■ **WHAT TO DO**
Repeat the listing below verbatim, preserving every line in its original order.

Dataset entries
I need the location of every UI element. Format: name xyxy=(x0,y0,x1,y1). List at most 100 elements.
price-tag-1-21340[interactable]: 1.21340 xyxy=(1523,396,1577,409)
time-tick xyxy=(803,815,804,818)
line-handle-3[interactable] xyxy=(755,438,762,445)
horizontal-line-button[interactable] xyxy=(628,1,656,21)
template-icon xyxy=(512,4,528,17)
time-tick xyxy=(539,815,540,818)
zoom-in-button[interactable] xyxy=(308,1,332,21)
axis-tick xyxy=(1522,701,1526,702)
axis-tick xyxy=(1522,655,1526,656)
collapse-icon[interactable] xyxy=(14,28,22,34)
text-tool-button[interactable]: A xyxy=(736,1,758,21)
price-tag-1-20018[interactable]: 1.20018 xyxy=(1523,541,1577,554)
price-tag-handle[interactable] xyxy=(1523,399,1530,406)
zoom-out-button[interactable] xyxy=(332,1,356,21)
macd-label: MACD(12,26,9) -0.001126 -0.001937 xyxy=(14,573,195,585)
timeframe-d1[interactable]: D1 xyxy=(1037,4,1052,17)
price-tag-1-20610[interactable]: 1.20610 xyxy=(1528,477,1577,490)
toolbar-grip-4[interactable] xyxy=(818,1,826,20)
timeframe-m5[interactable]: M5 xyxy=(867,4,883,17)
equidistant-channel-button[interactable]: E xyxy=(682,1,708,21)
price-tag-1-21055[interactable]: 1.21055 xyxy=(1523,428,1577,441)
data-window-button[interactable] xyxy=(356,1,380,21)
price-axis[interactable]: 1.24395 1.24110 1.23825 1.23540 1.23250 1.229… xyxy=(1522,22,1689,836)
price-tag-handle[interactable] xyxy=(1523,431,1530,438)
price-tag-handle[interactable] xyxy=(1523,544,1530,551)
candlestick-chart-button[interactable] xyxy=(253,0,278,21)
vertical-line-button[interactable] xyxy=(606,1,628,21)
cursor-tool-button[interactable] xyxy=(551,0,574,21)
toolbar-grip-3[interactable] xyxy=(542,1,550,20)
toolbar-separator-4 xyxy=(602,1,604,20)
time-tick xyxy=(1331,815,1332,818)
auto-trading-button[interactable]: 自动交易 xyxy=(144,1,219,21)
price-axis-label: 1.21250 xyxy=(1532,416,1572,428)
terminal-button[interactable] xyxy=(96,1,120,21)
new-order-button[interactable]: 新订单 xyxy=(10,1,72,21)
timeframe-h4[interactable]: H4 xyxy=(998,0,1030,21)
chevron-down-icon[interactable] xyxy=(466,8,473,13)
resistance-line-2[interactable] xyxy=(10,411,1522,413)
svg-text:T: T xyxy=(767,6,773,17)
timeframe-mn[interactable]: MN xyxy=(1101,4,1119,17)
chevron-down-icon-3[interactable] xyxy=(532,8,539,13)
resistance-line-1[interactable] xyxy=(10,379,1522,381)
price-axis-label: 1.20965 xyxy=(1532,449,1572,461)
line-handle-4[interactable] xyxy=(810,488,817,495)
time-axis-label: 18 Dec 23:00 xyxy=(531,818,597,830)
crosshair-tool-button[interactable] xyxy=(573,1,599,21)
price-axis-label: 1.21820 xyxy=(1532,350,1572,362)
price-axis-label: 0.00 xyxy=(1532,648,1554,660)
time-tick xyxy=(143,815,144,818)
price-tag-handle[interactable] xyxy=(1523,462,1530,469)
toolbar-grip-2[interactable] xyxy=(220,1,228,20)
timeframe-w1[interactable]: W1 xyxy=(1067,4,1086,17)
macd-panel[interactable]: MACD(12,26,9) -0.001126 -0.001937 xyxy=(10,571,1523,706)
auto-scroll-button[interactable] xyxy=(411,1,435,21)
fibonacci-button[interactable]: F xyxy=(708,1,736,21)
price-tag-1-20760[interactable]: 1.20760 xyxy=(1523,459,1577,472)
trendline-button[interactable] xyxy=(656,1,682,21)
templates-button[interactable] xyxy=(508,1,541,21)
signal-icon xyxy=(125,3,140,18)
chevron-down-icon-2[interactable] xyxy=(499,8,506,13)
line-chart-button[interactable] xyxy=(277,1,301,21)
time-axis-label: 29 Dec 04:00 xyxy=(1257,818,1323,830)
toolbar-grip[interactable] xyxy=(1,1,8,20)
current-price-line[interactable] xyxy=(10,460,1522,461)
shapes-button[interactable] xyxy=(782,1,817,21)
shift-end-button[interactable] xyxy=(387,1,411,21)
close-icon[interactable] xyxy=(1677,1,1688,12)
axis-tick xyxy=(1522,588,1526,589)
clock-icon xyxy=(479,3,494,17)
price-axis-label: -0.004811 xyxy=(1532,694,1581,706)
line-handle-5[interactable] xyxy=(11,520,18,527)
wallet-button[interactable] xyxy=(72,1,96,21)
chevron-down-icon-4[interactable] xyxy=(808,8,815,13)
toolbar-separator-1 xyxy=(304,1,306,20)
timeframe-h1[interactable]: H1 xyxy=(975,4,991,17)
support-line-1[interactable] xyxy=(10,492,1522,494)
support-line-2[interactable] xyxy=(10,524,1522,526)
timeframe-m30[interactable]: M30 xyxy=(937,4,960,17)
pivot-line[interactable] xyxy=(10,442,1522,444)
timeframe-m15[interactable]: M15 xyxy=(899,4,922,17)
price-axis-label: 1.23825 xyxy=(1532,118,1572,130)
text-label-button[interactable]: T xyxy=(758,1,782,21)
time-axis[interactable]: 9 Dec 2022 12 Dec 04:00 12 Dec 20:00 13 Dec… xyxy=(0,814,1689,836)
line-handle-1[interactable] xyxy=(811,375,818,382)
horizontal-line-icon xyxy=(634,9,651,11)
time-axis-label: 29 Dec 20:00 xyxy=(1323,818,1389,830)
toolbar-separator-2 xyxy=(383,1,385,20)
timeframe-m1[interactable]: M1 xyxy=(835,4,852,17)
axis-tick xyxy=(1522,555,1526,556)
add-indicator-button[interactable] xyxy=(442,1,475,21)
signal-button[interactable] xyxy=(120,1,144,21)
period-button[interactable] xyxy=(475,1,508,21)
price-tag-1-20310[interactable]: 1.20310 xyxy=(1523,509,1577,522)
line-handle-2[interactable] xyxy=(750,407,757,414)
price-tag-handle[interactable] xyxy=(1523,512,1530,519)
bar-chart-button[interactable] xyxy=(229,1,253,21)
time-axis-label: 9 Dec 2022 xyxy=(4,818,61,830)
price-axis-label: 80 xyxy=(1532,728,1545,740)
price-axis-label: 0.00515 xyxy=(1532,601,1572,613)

■ **TASK ANSWER**
I need the location of every UI element. Format: name xyxy=(x0,y0,x1,y1). List at most 100 elements.
price-tag-1-21340[interactable]: 1.21340 xyxy=(1523,396,1577,409)
time-tick xyxy=(803,815,804,818)
line-handle-3[interactable] xyxy=(755,438,762,445)
horizontal-line-button[interactable] xyxy=(628,1,656,21)
template-icon xyxy=(512,4,528,17)
time-tick xyxy=(539,815,540,818)
zoom-in-button[interactable] xyxy=(308,1,332,21)
axis-tick xyxy=(1522,701,1526,702)
axis-tick xyxy=(1522,655,1526,656)
collapse-icon[interactable] xyxy=(14,28,22,34)
text-tool-button[interactable]: A xyxy=(736,1,758,21)
price-tag-1-20018[interactable]: 1.20018 xyxy=(1523,541,1577,554)
price-tag-handle[interactable] xyxy=(1523,399,1530,406)
zoom-out-button[interactable] xyxy=(332,1,356,21)
macd-label: MACD(12,26,9) -0.001126 -0.001937 xyxy=(14,573,195,585)
timeframe-d1[interactable]: D1 xyxy=(1037,4,1052,17)
price-tag-1-20610[interactable]: 1.20610 xyxy=(1528,477,1577,490)
toolbar-grip-4[interactable] xyxy=(818,1,826,20)
timeframe-m5[interactable]: M5 xyxy=(867,4,883,17)
equidistant-channel-button[interactable]: E xyxy=(682,1,708,21)
price-tag-1-21055[interactable]: 1.21055 xyxy=(1523,428,1577,441)
data-window-button[interactable] xyxy=(356,1,380,21)
price-axis[interactable]: 1.24395 1.24110 1.23825 1.23540 1.23250 1.229… xyxy=(1522,22,1689,836)
price-tag-handle[interactable] xyxy=(1523,431,1530,438)
price-tag-handle[interactable] xyxy=(1523,544,1530,551)
candlestick-chart-button[interactable] xyxy=(253,0,278,21)
vertical-line-button[interactable] xyxy=(606,1,628,21)
cursor-tool-button[interactable] xyxy=(551,0,574,21)
toolbar-grip-3[interactable] xyxy=(542,1,550,20)
toolbar-separator-4 xyxy=(602,1,604,20)
time-tick xyxy=(1331,815,1332,818)
auto-trading-button[interactable]: 自动交易 xyxy=(144,1,219,21)
price-axis-label: 1.21250 xyxy=(1532,416,1572,428)
terminal-button[interactable] xyxy=(96,1,120,21)
new-order-button[interactable]: 新订单 xyxy=(10,1,72,21)
timeframe-h4[interactable]: H4 xyxy=(998,0,1030,21)
chevron-down-icon[interactable] xyxy=(466,8,473,13)
resistance-line-2[interactable] xyxy=(10,411,1522,413)
svg-text:T: T xyxy=(767,6,773,17)
timeframe-mn[interactable]: MN xyxy=(1101,4,1119,17)
chevron-down-icon-3[interactable] xyxy=(532,8,539,13)
resistance-line-1[interactable] xyxy=(10,379,1522,381)
price-axis-label: 1.20965 xyxy=(1532,449,1572,461)
line-handle-4[interactable] xyxy=(810,488,817,495)
time-axis-label: 18 Dec 23:00 xyxy=(531,818,597,830)
crosshair-tool-button[interactable] xyxy=(573,1,599,21)
price-axis-label: 1.21820 xyxy=(1532,350,1572,362)
price-axis-label: 0.00 xyxy=(1532,648,1554,660)
time-tick xyxy=(143,815,144,818)
price-tag-handle[interactable] xyxy=(1523,462,1530,469)
toolbar-grip-2[interactable] xyxy=(220,1,228,20)
timeframe-w1[interactable]: W1 xyxy=(1067,4,1086,17)
macd-panel[interactable]: MACD(12,26,9) -0.001126 -0.001937 xyxy=(10,571,1523,706)
auto-scroll-button[interactable] xyxy=(411,1,435,21)
fibonacci-button[interactable]: F xyxy=(708,1,736,21)
price-tag-1-20760[interactable]: 1.20760 xyxy=(1523,459,1577,472)
trendline-button[interactable] xyxy=(656,1,682,21)
templates-button[interactable] xyxy=(508,1,541,21)
signal-icon xyxy=(125,3,140,18)
chevron-down-icon-2[interactable] xyxy=(499,8,506,13)
line-chart-button[interactable] xyxy=(277,1,301,21)
time-axis-label: 29 Dec 04:00 xyxy=(1257,818,1323,830)
toolbar-grip[interactable] xyxy=(1,1,8,20)
current-price-line[interactable] xyxy=(10,460,1522,461)
shapes-button[interactable] xyxy=(782,1,817,21)
shift-end-button[interactable] xyxy=(387,1,411,21)
close-icon[interactable] xyxy=(1677,1,1688,12)
axis-tick xyxy=(1522,588,1526,589)
clock-icon xyxy=(479,3,494,17)
price-axis-label: -0.004811 xyxy=(1532,694,1581,706)
line-handle-5[interactable] xyxy=(11,520,18,527)
wallet-button[interactable] xyxy=(72,1,96,21)
chevron-down-icon-4[interactable] xyxy=(808,8,815,13)
toolbar-separator-1 xyxy=(304,1,306,20)
timeframe-h1[interactable]: H1 xyxy=(975,4,991,17)
support-line-1[interactable] xyxy=(10,492,1522,494)
support-line-2[interactable] xyxy=(10,524,1522,526)
timeframe-m30[interactable]: M30 xyxy=(937,4,960,17)
pivot-line[interactable] xyxy=(10,442,1522,444)
timeframe-m15[interactable]: M15 xyxy=(899,4,922,17)
price-axis-label: 1.23825 xyxy=(1532,118,1572,130)
text-label-button[interactable]: T xyxy=(758,1,782,21)
time-axis[interactable]: 9 Dec 2022 12 Dec 04:00 12 Dec 20:00 13 Dec… xyxy=(0,814,1689,836)
line-handle-1[interactable] xyxy=(811,375,818,382)
horizontal-line-icon xyxy=(634,9,651,11)
time-axis-label: 29 Dec 20:00 xyxy=(1323,818,1389,830)
toolbar-separator-2 xyxy=(383,1,385,20)
timeframe-m1[interactable]: M1 xyxy=(835,4,852,17)
axis-tick xyxy=(1522,555,1526,556)
add-indicator-button[interactable] xyxy=(442,1,475,21)
signal-button[interactable] xyxy=(120,1,144,21)
period-button[interactable] xyxy=(475,1,508,21)
price-tag-1-20310[interactable]: 1.20310 xyxy=(1523,509,1577,522)
line-handle-2[interactable] xyxy=(750,407,757,414)
price-tag-handle[interactable] xyxy=(1523,512,1530,519)
bar-chart-button[interactable] xyxy=(229,1,253,21)
time-axis-label: 9 Dec 2022 xyxy=(4,818,61,830)
price-axis-label: 80 xyxy=(1532,728,1545,740)
price-axis-label: 0.00515 xyxy=(1532,601,1572,613)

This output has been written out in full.